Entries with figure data

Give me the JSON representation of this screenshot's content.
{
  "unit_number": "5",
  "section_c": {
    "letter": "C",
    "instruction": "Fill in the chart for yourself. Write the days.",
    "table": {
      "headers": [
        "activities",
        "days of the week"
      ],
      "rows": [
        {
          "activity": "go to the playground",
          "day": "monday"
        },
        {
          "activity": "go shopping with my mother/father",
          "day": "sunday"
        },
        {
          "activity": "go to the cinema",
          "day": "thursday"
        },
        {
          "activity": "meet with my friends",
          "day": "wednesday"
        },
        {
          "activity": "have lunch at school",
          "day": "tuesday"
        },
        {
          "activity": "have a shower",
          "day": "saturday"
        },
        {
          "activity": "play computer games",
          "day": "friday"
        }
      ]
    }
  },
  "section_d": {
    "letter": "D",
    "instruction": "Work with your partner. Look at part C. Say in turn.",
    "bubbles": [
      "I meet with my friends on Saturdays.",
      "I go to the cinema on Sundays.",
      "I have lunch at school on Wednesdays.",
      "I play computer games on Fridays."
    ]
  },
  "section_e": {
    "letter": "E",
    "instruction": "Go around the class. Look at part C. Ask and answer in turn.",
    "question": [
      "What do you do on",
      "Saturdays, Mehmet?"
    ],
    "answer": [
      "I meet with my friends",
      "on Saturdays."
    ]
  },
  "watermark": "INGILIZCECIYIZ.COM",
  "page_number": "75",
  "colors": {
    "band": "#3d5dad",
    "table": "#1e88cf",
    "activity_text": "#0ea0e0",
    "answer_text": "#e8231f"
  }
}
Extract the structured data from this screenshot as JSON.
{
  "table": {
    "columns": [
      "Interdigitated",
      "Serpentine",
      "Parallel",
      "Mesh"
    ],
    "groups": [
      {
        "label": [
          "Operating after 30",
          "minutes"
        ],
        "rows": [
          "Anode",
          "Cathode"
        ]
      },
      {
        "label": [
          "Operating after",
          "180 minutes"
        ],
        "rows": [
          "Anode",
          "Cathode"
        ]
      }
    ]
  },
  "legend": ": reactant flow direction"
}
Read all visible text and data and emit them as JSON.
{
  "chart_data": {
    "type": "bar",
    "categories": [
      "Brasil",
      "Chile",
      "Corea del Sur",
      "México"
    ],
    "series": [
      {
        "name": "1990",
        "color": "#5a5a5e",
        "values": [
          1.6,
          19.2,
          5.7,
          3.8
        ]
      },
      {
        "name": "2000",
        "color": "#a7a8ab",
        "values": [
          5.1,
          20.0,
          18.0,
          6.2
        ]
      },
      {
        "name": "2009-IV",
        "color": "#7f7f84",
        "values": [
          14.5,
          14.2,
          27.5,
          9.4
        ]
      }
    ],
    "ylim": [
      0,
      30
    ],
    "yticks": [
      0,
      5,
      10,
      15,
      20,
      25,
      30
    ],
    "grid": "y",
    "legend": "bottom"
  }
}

STATED PROBLEM:
Pull out all lines from the entries above that include the word "Look".

OUTPUT FOR THIS EXERCISE:
    "instruction": "Work with your partner. Look at part C. Say in turn.",
    "instruction": "Go around the class. Look at part C. Ask and answer in turn.",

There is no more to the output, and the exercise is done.